» **RECORDS SUPPLIED**
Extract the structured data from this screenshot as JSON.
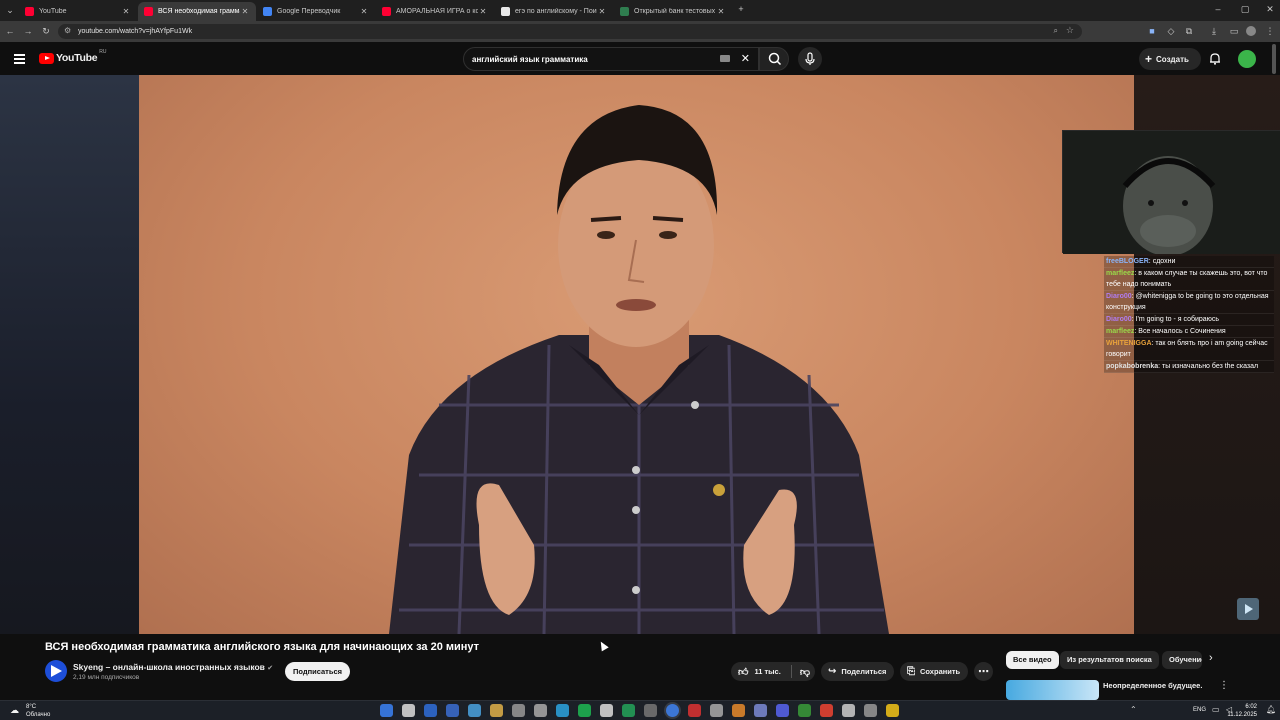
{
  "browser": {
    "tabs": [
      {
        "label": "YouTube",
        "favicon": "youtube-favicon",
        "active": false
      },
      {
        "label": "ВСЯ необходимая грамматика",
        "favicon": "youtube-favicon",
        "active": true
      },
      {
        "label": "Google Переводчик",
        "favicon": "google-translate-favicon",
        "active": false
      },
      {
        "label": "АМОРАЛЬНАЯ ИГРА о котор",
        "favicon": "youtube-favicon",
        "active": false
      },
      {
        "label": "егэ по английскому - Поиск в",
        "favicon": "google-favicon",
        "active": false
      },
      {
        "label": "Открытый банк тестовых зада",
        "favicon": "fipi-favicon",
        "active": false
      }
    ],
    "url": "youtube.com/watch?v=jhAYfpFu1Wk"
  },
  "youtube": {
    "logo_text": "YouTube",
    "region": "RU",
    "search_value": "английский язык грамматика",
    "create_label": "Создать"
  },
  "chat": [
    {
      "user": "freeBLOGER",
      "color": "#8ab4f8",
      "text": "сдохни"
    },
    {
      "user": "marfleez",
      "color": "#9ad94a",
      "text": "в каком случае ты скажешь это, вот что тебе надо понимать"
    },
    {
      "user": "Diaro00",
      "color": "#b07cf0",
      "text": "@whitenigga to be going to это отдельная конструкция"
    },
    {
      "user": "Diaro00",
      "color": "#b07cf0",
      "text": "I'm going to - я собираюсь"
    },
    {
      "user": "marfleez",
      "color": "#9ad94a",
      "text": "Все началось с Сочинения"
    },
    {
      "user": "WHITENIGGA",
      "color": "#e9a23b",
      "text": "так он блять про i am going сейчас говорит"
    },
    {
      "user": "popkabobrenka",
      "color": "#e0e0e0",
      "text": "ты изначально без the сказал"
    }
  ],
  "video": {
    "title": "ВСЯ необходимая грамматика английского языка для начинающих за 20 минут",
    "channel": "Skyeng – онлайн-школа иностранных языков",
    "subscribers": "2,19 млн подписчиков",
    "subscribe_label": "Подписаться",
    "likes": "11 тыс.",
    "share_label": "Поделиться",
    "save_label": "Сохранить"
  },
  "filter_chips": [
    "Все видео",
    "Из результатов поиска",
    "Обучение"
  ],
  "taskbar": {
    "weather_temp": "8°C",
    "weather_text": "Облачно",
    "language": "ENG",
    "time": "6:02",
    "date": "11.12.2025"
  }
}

» **CHALLENGE**
Pictures don't belong in the copy. Transcribe every record exactly as it appears.

» **FINAL RESULT**
Extract the structured data from this screenshot as JSON.
{
  "browser": {
    "tabs": [
      {
        "label": "YouTube",
        "favicon": "youtube-favicon",
        "active": false
      },
      {
        "label": "ВСЯ необходимая грамматика",
        "favicon": "youtube-favicon",
        "active": true
      },
      {
        "label": "Google Переводчик",
        "favicon": "google-translate-favicon",
        "active": false
      },
      {
        "label": "АМОРАЛЬНАЯ ИГРА о котор",
        "favicon": "youtube-favicon",
        "active": false
      },
      {
        "label": "егэ по английскому - Поиск в",
        "favicon": "google-favicon",
        "active": false
      },
      {
        "label": "Открытый банк тестовых зада",
        "favicon": "fipi-favicon",
        "active": false
      }
    ],
    "url": "youtube.com/watch?v=jhAYfpFu1Wk"
  },
  "youtube": {
    "logo_text": "YouTube",
    "region": "RU",
    "search_value": "английский язык грамматика",
    "create_label": "Создать"
  },
  "chat": [
    {
      "user": "freeBLOGER",
      "color": "#8ab4f8",
      "text": "сдохни"
    },
    {
      "user": "marfleez",
      "color": "#9ad94a",
      "text": "в каком случае ты скажешь это, вот что тебе надо понимать"
    },
    {
      "user": "Diaro00",
      "color": "#b07cf0",
      "text": "@whitenigga to be going to это отдельная конструкция"
    },
    {
      "user": "Diaro00",
      "color": "#b07cf0",
      "text": "I'm going to - я собираюсь"
    },
    {
      "user": "marfleez",
      "color": "#9ad94a",
      "text": "Все началось с Сочинения"
    },
    {
      "user": "WHITENIGGA",
      "color": "#e9a23b",
      "text": "так он блять про i am going сейчас говорит"
    },
    {
      "user": "popkabobrenka",
      "color": "#e0e0e0",
      "text": "ты изначально без the сказал"
    }
  ],
  "video": {
    "title": "ВСЯ необходимая грамматика английского языка для начинающих за 20 минут",
    "channel": "Skyeng – онлайн-школа иностранных языков",
    "subscribers": "2,19 млн подписчиков",
    "subscribe_label": "Подписаться",
    "likes": "11 тыс.",
    "share_label": "Поделиться",
    "save_label": "Сохранить"
  },
  "filter_chips": [
    "Все видео",
    "Из результатов поиска",
    "Обучение"
  ],
  "taskbar": {
    "weather_temp": "8°C",
    "weather_text": "Облачно",
    "language": "ENG",
    "time": "6:02",
    "date": "11.12.2025"
  }
}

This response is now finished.